*To do*:
Pick out each line of the records in which the word "text" appears.

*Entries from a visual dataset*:
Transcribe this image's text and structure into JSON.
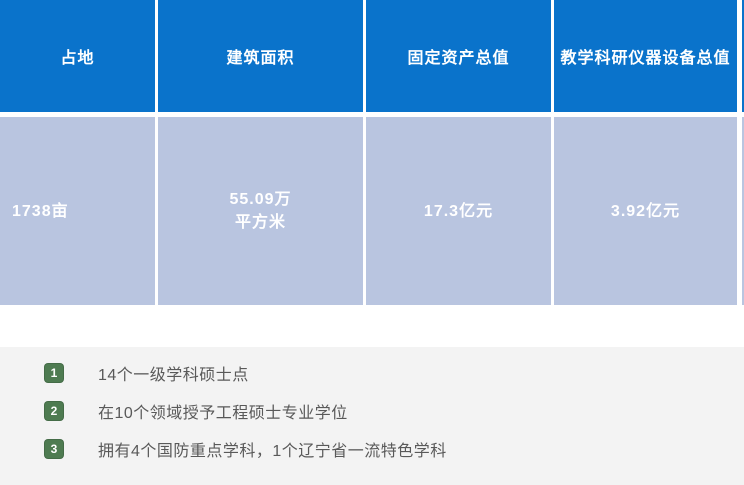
{
  "table": {
    "columns": [
      {
        "header": "占地",
        "value_lines": [
          "1738亩"
        ]
      },
      {
        "header": "建筑面积",
        "value_lines": [
          "55.09万",
          "平方米"
        ]
      },
      {
        "header": "固定资产总值",
        "value_lines": [
          "17.3亿元"
        ]
      },
      {
        "header": "教学科研仪器设备总值",
        "value_lines": [
          "3.92亿元"
        ]
      }
    ]
  },
  "highlights": [
    {
      "num": "1",
      "text": "14个一级学科硕士点"
    },
    {
      "num": "2",
      "text": "在10个领域授予工程硕士专业学位"
    },
    {
      "num": "3",
      "text": "拥有4个国防重点学科，1个辽宁省一流特色学科"
    }
  ],
  "colors": {
    "header-blue": "#0a73cb",
    "value-bg": "#b9c5e0",
    "panel-gray": "#f3f3f3",
    "badge-green": "#4e7b51",
    "note-text": "#595959",
    "cell-text": "#ffffff"
  },
  "chart_data": {
    "type": "table",
    "title": "",
    "columns": [
      "占地",
      "建筑面积",
      "固定资产总值",
      "教学科研仪器设备总值"
    ],
    "rows": [
      [
        "1738亩",
        "55.09万平方米",
        "17.3亿元",
        "3.92亿元"
      ]
    ],
    "notes": [
      "14个一级学科硕士点",
      "在10个领域授予工程硕士专业学位",
      "拥有4个国防重点学科，1个辽宁省一流特色学科"
    ],
    "layout_hints": {
      "header_fill": "#0a73cb",
      "row_fill": "#b9c5e0",
      "grid": "white dividers between columns"
    }
  }
}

*Worked solution*:
Transcribe this image's text and structure into JSON.
      "text": "14个一级学科硕士点"
      "text": "在10个领域授予工程硕士专业学位"
      "text": "拥有4个国防重点学科，1个辽宁省一流特色学科"
    "note-text": "#595959",
    "cell-text": "#ffffff"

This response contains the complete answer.